• [Given task]: Repeat each record below exactly as given.

Begin Supplied material

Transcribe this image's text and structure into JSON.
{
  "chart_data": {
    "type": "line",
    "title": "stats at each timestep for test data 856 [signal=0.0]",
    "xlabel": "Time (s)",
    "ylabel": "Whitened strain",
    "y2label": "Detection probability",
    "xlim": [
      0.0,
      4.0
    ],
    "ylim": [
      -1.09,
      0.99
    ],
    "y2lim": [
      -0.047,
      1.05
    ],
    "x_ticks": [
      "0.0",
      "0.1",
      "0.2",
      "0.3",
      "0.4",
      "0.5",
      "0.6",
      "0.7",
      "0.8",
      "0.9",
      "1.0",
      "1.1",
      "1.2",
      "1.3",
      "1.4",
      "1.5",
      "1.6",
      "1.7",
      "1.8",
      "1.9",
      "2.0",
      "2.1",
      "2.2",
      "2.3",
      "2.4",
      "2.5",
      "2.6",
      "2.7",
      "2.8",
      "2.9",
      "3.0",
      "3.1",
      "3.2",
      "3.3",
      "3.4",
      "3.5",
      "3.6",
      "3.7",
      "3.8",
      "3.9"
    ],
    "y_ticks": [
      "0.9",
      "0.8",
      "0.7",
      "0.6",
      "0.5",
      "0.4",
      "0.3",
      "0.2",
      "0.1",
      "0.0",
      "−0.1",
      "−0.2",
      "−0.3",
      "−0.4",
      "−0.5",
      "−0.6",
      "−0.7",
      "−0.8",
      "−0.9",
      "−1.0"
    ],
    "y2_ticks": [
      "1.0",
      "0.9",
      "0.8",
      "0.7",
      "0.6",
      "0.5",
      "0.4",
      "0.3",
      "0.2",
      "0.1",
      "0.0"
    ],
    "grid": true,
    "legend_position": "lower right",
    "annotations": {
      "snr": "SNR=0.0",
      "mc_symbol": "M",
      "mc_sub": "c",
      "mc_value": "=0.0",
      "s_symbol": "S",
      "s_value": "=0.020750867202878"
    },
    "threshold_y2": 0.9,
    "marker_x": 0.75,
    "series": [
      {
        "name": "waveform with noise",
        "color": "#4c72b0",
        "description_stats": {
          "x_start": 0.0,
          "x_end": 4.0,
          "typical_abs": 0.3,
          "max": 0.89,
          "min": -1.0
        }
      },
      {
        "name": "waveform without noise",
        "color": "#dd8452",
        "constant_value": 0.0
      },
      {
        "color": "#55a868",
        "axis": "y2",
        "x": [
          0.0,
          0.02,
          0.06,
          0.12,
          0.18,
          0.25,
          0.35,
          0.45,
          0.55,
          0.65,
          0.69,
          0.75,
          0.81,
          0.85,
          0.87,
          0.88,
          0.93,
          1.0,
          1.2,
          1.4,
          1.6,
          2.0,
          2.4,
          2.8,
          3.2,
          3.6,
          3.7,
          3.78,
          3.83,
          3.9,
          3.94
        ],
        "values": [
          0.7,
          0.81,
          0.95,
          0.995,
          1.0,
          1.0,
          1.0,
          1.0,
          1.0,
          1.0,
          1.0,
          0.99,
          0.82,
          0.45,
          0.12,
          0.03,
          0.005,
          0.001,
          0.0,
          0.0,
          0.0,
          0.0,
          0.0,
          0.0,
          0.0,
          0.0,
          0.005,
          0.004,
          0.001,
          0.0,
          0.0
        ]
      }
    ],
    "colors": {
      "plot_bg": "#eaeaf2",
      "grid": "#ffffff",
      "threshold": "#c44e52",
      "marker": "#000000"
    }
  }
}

End Supplied material

• [Correct result]:
Transcribe this image's text and structure into JSON.
{
  "chart_data": {
    "type": "line",
    "title": "stats at each timestep for test data 856 [signal=0.0]",
    "xlabel": "Time (s)",
    "ylabel": "Whitened strain",
    "y2label": "Detection probability",
    "xlim": [
      0.0,
      4.0
    ],
    "ylim": [
      -1.09,
      0.99
    ],
    "y2lim": [
      -0.047,
      1.05
    ],
    "x_ticks": [
      "0.0",
      "0.1",
      "0.2",
      "0.3",
      "0.4",
      "0.5",
      "0.6",
      "0.7",
      "0.8",
      "0.9",
      "1.0",
      "1.1",
      "1.2",
      "1.3",
      "1.4",
      "1.5",
      "1.6",
      "1.7",
      "1.8",
      "1.9",
      "2.0",
      "2.1",
      "2.2",
      "2.3",
      "2.4",
      "2.5",
      "2.6",
      "2.7",
      "2.8",
      "2.9",
      "3.0",
      "3.1",
      "3.2",
      "3.3",
      "3.4",
      "3.5",
      "3.6",
      "3.7",
      "3.8",
      "3.9"
    ],
    "y_ticks": [
      "0.9",
      "0.8",
      "0.7",
      "0.6",
      "0.5",
      "0.4",
      "0.3",
      "0.2",
      "0.1",
      "0.0",
      "−0.1",
      "−0.2",
      "−0.3",
      "−0.4",
      "−0.5",
      "−0.6",
      "−0.7",
      "−0.8",
      "−0.9",
      "−1.0"
    ],
    "y2_ticks": [
      "1.0",
      "0.9",
      "0.8",
      "0.7",
      "0.6",
      "0.5",
      "0.4",
      "0.3",
      "0.2",
      "0.1",
      "0.0"
    ],
    "grid": true,
    "legend_position": "lower right",
    "annotations": {
      "snr": "SNR=0.0",
      "mc_symbol": "M",
      "mc_sub": "c",
      "mc_value": "=0.0",
      "s_symbol": "S",
      "s_value": "=0.020750867202878"
    },
    "threshold_y2": 0.9,
    "marker_x": 0.75,
    "series": [
      {
        "name": "waveform with noise",
        "color": "#4c72b0",
        "description_stats": {
          "x_start": 0.0,
          "x_end": 4.0,
          "typical_abs": 0.3,
          "max": 0.89,
          "min": -1.0
        }
      },
      {
        "name": "waveform without noise",
        "color": "#dd8452",
        "constant_value": 0.0
      },
      {
        "color": "#55a868",
        "axis": "y2",
        "x": [
          0.0,
          0.02,
          0.06,
          0.12,
          0.18,
          0.25,
          0.35,
          0.45,
          0.55,
          0.65,
          0.69,
          0.75,
          0.81,
          0.85,
          0.87,
          0.88,
          0.93,
          1.0,
          1.2,
          1.4,
          1.6,
          2.0,
          2.4,
          2.8,
          3.2,
          3.6,
          3.7,
          3.78,
          3.83,
          3.9,
          3.94
        ],
        "values": [
          0.7,
          0.81,
          0.95,
          0.995,
          1.0,
          1.0,
          1.0,
          1.0,
          1.0,
          1.0,
          1.0,
          0.99,
          0.82,
          0.45,
          0.12,
          0.03,
          0.005,
          0.001,
          0.0,
          0.0,
          0.0,
          0.0,
          0.0,
          0.0,
          0.0,
          0.0,
          0.005,
          0.004,
          0.001,
          0.0,
          0.0
        ]
      }
    ],
    "colors": {
      "plot_bg": "#eaeaf2",
      "grid": "#ffffff",
      "threshold": "#c44e52",
      "marker": "#000000"
    }
  }
}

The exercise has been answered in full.